→ **Exercise description**
Leave out the pictures and retype exactly the lines from the one with "Decode this image" through the end of the records.

→ **Records for this task**
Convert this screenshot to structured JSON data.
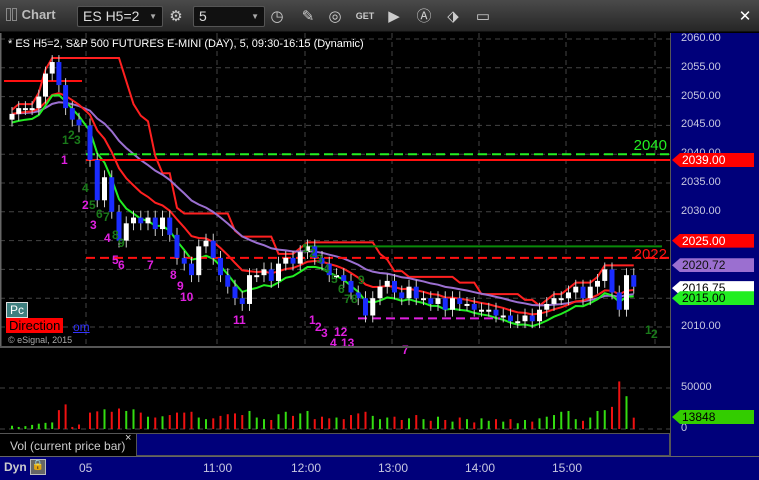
{
  "toolbar": {
    "title": "Chart",
    "symbol": "ES H5=2",
    "interval": "5"
  },
  "header": "* ES H5=2, S&P 500 FUTURES E-MINI (DAY), 5, 09:30-16:15 (Dynamic)",
  "price_axis": {
    "labels": [
      "2060.00",
      "2055.00",
      "2050.00",
      "2045.00",
      "2040.00",
      "2035.00",
      "2030.00",
      "2025.00",
      "2020.00",
      "2015.00",
      "2010.00"
    ],
    "tags": [
      {
        "text": "2039.00",
        "bg": "#ff0000",
        "fg": "#fff"
      },
      {
        "text": "2025.00",
        "bg": "#ff0000",
        "fg": "#fff"
      },
      {
        "text": "2020.72",
        "bg": "#9b6fd0",
        "fg": "#111"
      },
      {
        "text": "2016.75",
        "bg": "#ffffff",
        "fg": "#000"
      },
      {
        "text": "2015.00",
        "bg": "#22ee22",
        "fg": "#000"
      }
    ]
  },
  "levels": {
    "l2040": "2040",
    "l2022": "2022"
  },
  "badges": {
    "pc": "Pc",
    "direction": "Direction",
    "om": "om",
    "copyright": "© eSignal, 2015"
  },
  "volume": {
    "label": "Vol (current price bar)",
    "close": "×",
    "axis": [
      "50000",
      "0"
    ],
    "tag": "13848"
  },
  "bottom": {
    "dyn": "Dyn",
    "times": [
      "05",
      "11:00",
      "12:00",
      "13:00",
      "14:00",
      "15:00"
    ]
  },
  "annotations": [
    {
      "t": "1",
      "c": "#1a7a1a"
    },
    {
      "t": "2",
      "c": "#1a7a1a"
    },
    {
      "t": "3",
      "c": "#1a7a1a"
    },
    {
      "t": "1",
      "c": "#e020e0"
    },
    {
      "t": "4",
      "c": "#1a7a1a"
    },
    {
      "t": "2",
      "c": "#e020e0"
    },
    {
      "t": "5",
      "c": "#1a7a1a"
    },
    {
      "t": "6",
      "c": "#1a7a1a"
    },
    {
      "t": "7",
      "c": "#1a7a1a"
    },
    {
      "t": "3",
      "c": "#e020e0"
    },
    {
      "t": "4",
      "c": "#e020e0"
    },
    {
      "t": "8",
      "c": "#1a7a1a"
    },
    {
      "t": "9",
      "c": "#1a7a1a"
    },
    {
      "t": "5",
      "c": "#e020e0"
    },
    {
      "t": "6",
      "c": "#e020e0"
    },
    {
      "t": "7",
      "c": "#e020e0"
    },
    {
      "t": "8",
      "c": "#e020e0"
    },
    {
      "t": "9",
      "c": "#e020e0"
    },
    {
      "t": "10",
      "c": "#e020e0"
    },
    {
      "t": "11",
      "c": "#e020e0"
    },
    {
      "t": "1",
      "c": "#1a7a1a"
    },
    {
      "t": "2",
      "c": "#1a7a1a"
    },
    {
      "t": "3",
      "c": "#1a7a1a"
    },
    {
      "t": "4",
      "c": "#1a7a1a"
    },
    {
      "t": "5",
      "c": "#1a7a1a"
    },
    {
      "t": "6",
      "c": "#1a7a1a"
    },
    {
      "t": "7",
      "c": "#1a7a1a"
    },
    {
      "t": "8",
      "c": "#1a7a1a"
    },
    {
      "t": "9",
      "c": "#1a7a1a"
    },
    {
      "t": "1",
      "c": "#e020e0"
    },
    {
      "t": "2",
      "c": "#e020e0"
    },
    {
      "t": "3",
      "c": "#e020e0"
    },
    {
      "t": "12",
      "c": "#e020e0"
    },
    {
      "t": "4",
      "c": "#e020e0"
    },
    {
      "t": "13",
      "c": "#e020e0"
    },
    {
      "t": "7",
      "c": "#e020e0"
    },
    {
      "t": "1",
      "c": "#1a7a1a"
    },
    {
      "t": "2",
      "c": "#1a7a1a"
    }
  ],
  "chart_data": {
    "type": "candlestick",
    "prev_closes": [
      2047,
      2048,
      2048,
      2048,
      2050,
      2054,
      2056,
      2052,
      2048,
      2046,
      2045
    ],
    "closes": [
      2039,
      2032,
      2036,
      2030,
      2025,
      2028,
      2029,
      2028,
      2029,
      2027,
      2029,
      2026,
      2022,
      2021,
      2019,
      2024,
      2025,
      2022,
      2019,
      2017,
      2015,
      2014,
      2019,
      2019,
      2020,
      2018,
      2021,
      2022,
      2021,
      2023,
      2024,
      2022,
      2021,
      2019,
      2019,
      2018,
      2016,
      2015,
      2012,
      2015,
      2017,
      2018,
      2016,
      2015,
      2017,
      2015,
      2015,
      2014,
      2015,
      2013,
      2015,
      2014,
      2014,
      2013,
      2013,
      2013,
      2012,
      2012,
      2011,
      2011,
      2012,
      2011,
      2013,
      2014,
      2015,
      2015,
      2016,
      2017,
      2015,
      2017,
      2018,
      2020,
      2016,
      2013,
      2019,
      2017
    ],
    "volume_prev": [
      4000,
      2500,
      3500,
      5000,
      6500,
      7500,
      8000,
      23000,
      30000,
      2500,
      5500
    ],
    "volume": [
      20000,
      21500,
      24000,
      21000,
      25000,
      22000,
      24000,
      20000,
      15000,
      14000,
      15500,
      17000,
      20000,
      20000,
      21000,
      14000,
      12000,
      13000,
      16000,
      18000,
      19000,
      17000,
      22000,
      14000,
      12000,
      11000,
      18000,
      21000,
      16000,
      19000,
      22000,
      12000,
      15000,
      13000,
      14000,
      12000,
      17000,
      19000,
      21000,
      16000,
      12000,
      14000,
      15000,
      11000,
      13000,
      17000,
      12000,
      10000,
      15000,
      11000,
      9000,
      14000,
      12000,
      8000,
      13000,
      10000,
      12000,
      9000,
      12000,
      7000,
      11000,
      9000,
      13000,
      15000,
      17000,
      21000,
      22000,
      12000,
      10000,
      14000,
      22000,
      23000,
      27000,
      58000,
      40000,
      13848
    ],
    "ylim": [
      2007,
      2061
    ]
  }
}
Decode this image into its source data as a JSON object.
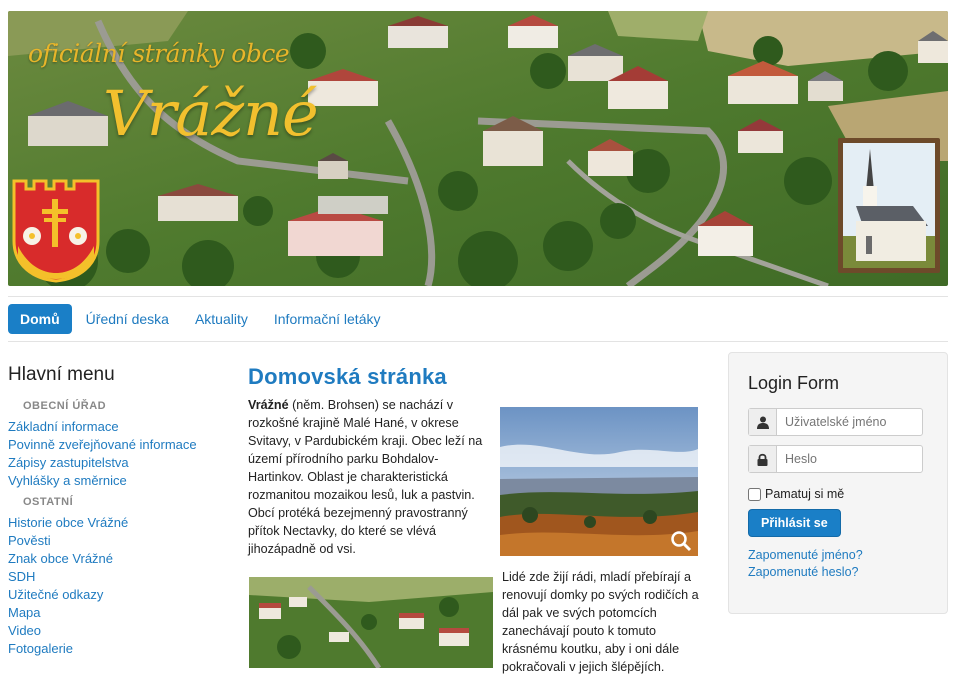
{
  "banner": {
    "tagline": "oficiální stránky obce",
    "title": "Vrážné"
  },
  "nav": {
    "items": [
      {
        "label": "Domů",
        "active": true
      },
      {
        "label": "Úřední deska",
        "active": false
      },
      {
        "label": "Aktuality",
        "active": false
      },
      {
        "label": "Informační letáky",
        "active": false
      }
    ]
  },
  "main_menu": {
    "title": "Hlavní menu",
    "section_office": "OBECNÍ ÚŘAD",
    "office_links": [
      "Základní informace",
      "Povinně zveřejňované informace",
      "Zápisy zastupitelstva",
      "Vyhlášky a směrnice"
    ],
    "section_other": "OSTATNÍ",
    "other_links": [
      "Historie obce Vrážné",
      "Pověsti",
      "Znak obce Vrážné",
      "SDH",
      "Užitečné odkazy",
      "Mapa",
      "Video",
      "Fotogalerie"
    ]
  },
  "content": {
    "title": "Domovská stránka",
    "para1_bold": "Vrážné",
    "para1_rest": " (něm. Brohsen) se nachází v rozkošné krajině Malé Hané, v okrese Svitavy, v Pardubickém kraji. Obec leží na území přírodního parku Bohdalov-Hartinkov. Oblast je charakteristická rozmanitou mozaikou lesů, luk a pastvin. Obcí protéká bezejmenný pravostranný přítok Nectavky, do které se vlévá jihozápadně od vsi.",
    "para2": "Lidé zde žijí rádi, mladí přebírají a renovují domky po svých rodičích a dál pak ve svých potomcích zanechávají pouto k tomuto krásnému koutku, aby i oni dále pokračovali v jejich šlépějích."
  },
  "login": {
    "title": "Login Form",
    "username_placeholder": "Uživatelské jméno",
    "password_placeholder": "Heslo",
    "remember_label": "Pamatuj si mě",
    "submit_label": "Přihlásit se",
    "forgot_username": "Zapomenuté jméno?",
    "forgot_password": "Zapomenuté heslo?"
  },
  "colors": {
    "accent": "#1a7fc7",
    "link": "#1f7bc0",
    "banner_text": "#f2c02e"
  }
}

→ **Exercise solution**
Decode this image into its source data as a JSON object.
{
  "banner": {
    "tagline": "oficiální stránky obce",
    "title": "Vrážné"
  },
  "nav": {
    "items": [
      {
        "label": "Domů",
        "active": true
      },
      {
        "label": "Úřední deska",
        "active": false
      },
      {
        "label": "Aktuality",
        "active": false
      },
      {
        "label": "Informační letáky",
        "active": false
      }
    ]
  },
  "main_menu": {
    "title": "Hlavní menu",
    "section_office": "OBECNÍ ÚŘAD",
    "office_links": [
      "Základní informace",
      "Povinně zveřejňované informace",
      "Zápisy zastupitelstva",
      "Vyhlášky a směrnice"
    ],
    "section_other": "OSTATNÍ",
    "other_links": [
      "Historie obce Vrážné",
      "Pověsti",
      "Znak obce Vrážné",
      "SDH",
      "Užitečné odkazy",
      "Mapa",
      "Video",
      "Fotogalerie"
    ]
  },
  "content": {
    "title": "Domovská stránka",
    "para1_bold": "Vrážné",
    "para1_rest": " (něm. Brohsen) se nachází v rozkošné krajině Malé Hané, v okrese Svitavy, v Pardubickém kraji. Obec leží na území přírodního parku Bohdalov-Hartinkov. Oblast je charakteristická rozmanitou mozaikou lesů, luk a pastvin. Obcí protéká bezejmenný pravostranný přítok Nectavky, do které se vlévá jihozápadně od vsi.",
    "para2": "Lidé zde žijí rádi, mladí přebírají a renovují domky po svých rodičích a dál pak ve svých potomcích zanechávají pouto k tomuto krásnému koutku, aby i oni dále pokračovali v jejich šlépějích."
  },
  "login": {
    "title": "Login Form",
    "username_placeholder": "Uživatelské jméno",
    "password_placeholder": "Heslo",
    "remember_label": "Pamatuj si mě",
    "submit_label": "Přihlásit se",
    "forgot_username": "Zapomenuté jméno?",
    "forgot_password": "Zapomenuté heslo?"
  },
  "colors": {
    "accent": "#1a7fc7",
    "link": "#1f7bc0",
    "banner_text": "#f2c02e"
  }
}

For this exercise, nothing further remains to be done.